What is required – Return each line that holds the word "triangle".

Exercise materials –
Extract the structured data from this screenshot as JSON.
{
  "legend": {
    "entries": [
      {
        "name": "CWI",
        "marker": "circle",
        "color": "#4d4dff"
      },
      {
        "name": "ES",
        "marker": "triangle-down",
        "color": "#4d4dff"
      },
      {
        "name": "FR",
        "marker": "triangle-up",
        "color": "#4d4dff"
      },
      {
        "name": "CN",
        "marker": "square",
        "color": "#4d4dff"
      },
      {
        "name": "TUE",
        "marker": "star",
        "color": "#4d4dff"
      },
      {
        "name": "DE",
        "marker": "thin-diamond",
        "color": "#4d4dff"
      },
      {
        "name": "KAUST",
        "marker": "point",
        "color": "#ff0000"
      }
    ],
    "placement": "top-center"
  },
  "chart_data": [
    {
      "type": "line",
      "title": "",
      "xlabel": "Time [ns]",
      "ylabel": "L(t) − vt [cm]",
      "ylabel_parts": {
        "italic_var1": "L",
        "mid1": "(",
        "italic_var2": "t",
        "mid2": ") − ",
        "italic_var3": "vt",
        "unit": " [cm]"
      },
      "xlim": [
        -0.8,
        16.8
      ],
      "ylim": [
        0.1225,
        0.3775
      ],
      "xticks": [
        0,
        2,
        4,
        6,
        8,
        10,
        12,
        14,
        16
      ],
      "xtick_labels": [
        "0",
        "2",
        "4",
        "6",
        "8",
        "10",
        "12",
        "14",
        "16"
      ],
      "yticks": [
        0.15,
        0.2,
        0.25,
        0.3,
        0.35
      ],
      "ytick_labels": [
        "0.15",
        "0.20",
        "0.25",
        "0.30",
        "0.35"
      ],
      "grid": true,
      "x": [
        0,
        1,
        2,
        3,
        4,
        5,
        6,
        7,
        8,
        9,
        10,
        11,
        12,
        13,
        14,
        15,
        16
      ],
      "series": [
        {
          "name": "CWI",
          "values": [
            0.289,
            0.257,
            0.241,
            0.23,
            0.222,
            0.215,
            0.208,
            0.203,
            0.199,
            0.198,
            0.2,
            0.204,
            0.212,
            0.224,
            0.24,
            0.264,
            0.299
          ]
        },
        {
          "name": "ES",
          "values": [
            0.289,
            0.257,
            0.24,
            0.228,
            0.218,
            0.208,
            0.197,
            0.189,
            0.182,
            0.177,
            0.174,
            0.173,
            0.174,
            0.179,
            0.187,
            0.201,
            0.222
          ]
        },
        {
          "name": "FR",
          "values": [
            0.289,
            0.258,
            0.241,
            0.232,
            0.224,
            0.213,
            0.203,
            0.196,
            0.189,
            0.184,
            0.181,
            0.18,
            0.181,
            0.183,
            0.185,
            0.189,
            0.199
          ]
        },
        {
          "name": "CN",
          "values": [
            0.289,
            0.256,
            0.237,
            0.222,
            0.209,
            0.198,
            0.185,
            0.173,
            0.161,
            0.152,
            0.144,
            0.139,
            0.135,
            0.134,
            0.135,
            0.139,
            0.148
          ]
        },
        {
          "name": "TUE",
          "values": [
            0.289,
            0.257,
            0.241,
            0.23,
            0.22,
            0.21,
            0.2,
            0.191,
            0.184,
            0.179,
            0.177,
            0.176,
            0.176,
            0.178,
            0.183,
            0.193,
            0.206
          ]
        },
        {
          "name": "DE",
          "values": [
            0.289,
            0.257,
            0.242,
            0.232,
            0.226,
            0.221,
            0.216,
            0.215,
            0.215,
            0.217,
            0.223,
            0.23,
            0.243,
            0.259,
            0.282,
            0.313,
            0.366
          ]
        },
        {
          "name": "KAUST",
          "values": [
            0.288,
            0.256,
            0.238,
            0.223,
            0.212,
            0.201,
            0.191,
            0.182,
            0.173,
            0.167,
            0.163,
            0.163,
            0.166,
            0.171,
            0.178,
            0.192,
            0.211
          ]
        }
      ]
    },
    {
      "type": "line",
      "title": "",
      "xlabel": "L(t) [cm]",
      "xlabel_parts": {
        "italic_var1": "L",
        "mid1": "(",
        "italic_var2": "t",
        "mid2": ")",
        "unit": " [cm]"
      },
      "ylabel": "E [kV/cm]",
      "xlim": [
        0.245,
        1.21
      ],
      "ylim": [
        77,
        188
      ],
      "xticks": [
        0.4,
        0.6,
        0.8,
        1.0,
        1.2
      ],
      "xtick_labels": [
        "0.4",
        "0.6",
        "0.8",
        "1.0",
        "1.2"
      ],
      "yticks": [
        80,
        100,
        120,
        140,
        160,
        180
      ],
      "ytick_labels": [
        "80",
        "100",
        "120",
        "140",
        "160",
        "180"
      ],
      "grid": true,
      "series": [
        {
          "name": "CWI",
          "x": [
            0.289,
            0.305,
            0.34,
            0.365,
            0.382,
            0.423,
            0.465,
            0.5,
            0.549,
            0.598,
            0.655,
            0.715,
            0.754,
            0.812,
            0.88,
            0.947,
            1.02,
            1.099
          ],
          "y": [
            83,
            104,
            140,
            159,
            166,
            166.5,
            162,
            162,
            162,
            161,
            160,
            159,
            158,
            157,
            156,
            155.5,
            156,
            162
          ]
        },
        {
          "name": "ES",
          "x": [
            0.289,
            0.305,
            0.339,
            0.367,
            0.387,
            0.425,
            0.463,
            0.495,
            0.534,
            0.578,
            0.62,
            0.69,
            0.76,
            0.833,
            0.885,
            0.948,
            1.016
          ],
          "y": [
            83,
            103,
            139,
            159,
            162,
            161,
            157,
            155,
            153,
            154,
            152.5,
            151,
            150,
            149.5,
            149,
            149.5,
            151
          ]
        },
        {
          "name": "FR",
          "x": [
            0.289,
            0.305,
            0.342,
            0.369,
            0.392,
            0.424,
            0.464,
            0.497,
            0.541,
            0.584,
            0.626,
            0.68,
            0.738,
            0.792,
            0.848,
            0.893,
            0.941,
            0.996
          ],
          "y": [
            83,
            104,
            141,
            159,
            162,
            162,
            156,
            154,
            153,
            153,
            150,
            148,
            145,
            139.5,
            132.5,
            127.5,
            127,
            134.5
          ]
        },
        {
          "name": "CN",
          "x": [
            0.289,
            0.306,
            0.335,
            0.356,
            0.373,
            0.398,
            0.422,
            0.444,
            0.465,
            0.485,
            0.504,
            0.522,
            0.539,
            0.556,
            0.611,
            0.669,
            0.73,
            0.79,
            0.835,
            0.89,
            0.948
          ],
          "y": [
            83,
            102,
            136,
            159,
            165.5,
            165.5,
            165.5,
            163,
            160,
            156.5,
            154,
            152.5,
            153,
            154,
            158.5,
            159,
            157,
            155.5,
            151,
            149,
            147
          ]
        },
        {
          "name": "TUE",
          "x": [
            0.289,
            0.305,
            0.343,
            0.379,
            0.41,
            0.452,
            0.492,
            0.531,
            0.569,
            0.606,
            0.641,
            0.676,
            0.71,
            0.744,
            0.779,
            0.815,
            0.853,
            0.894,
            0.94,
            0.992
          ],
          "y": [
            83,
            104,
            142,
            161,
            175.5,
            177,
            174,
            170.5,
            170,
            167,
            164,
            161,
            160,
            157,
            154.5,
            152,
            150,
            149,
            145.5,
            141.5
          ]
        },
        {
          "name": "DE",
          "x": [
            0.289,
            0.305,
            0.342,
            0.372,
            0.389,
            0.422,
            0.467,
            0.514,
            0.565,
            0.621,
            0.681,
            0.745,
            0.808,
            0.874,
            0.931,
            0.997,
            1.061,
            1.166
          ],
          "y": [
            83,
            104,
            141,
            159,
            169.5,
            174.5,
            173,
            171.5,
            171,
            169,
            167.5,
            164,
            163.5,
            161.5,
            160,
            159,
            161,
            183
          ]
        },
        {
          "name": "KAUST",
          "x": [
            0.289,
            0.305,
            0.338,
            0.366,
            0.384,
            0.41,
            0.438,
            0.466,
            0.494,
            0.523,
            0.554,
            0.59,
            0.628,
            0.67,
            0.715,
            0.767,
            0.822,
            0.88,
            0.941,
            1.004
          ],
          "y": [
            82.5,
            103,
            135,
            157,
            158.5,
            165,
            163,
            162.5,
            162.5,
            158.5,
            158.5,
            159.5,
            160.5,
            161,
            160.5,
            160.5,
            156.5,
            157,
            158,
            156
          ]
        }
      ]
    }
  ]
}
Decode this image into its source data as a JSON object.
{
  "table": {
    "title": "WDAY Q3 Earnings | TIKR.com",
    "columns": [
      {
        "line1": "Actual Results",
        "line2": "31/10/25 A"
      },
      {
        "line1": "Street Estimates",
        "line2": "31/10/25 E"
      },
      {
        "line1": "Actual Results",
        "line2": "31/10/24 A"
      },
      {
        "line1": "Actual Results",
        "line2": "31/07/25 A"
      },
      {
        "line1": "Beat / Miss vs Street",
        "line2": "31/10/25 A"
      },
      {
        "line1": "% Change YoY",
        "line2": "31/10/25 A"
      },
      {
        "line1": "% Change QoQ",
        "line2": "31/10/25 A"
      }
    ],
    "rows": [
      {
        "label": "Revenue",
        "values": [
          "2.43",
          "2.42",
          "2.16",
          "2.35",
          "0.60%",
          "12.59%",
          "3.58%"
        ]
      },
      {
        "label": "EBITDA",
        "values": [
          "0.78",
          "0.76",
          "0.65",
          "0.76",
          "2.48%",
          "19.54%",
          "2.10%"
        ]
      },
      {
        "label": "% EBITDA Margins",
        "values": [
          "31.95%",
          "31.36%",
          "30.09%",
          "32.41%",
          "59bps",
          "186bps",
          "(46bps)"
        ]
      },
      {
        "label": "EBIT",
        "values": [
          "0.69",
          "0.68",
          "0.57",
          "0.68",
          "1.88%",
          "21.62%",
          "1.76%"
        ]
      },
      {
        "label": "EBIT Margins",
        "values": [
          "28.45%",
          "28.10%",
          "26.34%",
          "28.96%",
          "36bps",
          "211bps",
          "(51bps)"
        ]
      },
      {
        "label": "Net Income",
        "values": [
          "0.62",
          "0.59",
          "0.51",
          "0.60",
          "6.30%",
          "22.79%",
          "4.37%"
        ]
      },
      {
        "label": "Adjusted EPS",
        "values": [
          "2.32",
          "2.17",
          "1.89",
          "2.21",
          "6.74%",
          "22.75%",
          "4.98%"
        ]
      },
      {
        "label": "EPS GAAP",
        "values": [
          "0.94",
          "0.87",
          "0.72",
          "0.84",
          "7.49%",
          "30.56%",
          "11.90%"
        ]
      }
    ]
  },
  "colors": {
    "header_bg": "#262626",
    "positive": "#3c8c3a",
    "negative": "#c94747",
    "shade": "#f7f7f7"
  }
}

Result for this exercise –
        "marker": "triangle-down",
        "marker": "triangle-up",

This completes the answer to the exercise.